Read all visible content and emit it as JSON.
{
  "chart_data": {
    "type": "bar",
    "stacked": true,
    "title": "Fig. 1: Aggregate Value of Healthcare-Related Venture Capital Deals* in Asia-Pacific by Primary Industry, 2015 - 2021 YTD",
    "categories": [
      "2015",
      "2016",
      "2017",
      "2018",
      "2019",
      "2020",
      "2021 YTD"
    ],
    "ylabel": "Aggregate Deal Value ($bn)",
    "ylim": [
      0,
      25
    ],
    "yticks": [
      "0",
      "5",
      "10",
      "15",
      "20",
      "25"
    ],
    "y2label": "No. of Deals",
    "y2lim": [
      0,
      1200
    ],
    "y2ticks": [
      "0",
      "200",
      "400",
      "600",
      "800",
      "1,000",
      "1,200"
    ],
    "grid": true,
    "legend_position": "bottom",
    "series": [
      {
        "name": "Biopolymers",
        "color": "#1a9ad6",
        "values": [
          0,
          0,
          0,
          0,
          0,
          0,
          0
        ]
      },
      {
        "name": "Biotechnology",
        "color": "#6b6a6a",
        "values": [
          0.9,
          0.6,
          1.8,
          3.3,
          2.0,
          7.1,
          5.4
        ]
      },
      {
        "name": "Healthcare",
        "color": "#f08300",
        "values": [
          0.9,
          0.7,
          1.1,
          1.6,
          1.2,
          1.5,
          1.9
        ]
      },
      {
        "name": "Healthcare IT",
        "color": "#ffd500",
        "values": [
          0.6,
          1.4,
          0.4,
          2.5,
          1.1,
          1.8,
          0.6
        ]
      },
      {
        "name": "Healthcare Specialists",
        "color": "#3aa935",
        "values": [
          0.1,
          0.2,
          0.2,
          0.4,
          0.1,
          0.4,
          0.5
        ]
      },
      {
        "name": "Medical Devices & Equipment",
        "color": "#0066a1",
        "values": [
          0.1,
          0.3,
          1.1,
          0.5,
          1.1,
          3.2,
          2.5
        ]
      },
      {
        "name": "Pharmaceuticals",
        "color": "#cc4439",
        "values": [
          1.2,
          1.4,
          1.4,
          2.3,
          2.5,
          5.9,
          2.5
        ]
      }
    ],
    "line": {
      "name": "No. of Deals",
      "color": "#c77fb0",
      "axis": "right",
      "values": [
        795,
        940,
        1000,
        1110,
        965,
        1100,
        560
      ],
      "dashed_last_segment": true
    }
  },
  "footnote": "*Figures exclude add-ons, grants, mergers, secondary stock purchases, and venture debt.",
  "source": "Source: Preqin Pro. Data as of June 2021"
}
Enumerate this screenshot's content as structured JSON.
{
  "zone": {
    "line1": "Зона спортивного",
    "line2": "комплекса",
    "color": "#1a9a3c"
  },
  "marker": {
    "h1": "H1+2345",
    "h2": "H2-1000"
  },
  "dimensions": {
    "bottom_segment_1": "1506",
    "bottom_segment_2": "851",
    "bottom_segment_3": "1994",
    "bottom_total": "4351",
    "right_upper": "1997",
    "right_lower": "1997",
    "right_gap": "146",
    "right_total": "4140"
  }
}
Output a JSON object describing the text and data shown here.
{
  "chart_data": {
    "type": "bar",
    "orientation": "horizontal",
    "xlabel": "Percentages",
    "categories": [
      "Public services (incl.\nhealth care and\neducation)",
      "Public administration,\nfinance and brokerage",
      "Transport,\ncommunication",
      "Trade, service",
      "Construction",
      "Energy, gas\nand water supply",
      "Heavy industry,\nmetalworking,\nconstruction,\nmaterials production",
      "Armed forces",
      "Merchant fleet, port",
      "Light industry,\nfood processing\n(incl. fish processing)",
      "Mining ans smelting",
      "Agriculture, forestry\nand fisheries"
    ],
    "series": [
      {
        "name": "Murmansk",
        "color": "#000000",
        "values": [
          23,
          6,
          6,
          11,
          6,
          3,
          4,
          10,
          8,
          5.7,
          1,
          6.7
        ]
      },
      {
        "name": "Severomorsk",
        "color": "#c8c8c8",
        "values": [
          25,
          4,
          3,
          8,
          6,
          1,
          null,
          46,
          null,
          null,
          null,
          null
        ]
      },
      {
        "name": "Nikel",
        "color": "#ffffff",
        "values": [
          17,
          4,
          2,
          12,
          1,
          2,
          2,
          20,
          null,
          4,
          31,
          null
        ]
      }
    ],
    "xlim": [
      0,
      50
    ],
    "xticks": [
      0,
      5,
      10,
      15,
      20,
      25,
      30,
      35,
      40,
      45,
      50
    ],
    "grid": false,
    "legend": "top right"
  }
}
§ §
Your instructions ::
Pick out, from the lines above, every one that contains the string "true".

Final result ::
    "stacked": true,
    "grid": true,
      "dashed_last_segment": true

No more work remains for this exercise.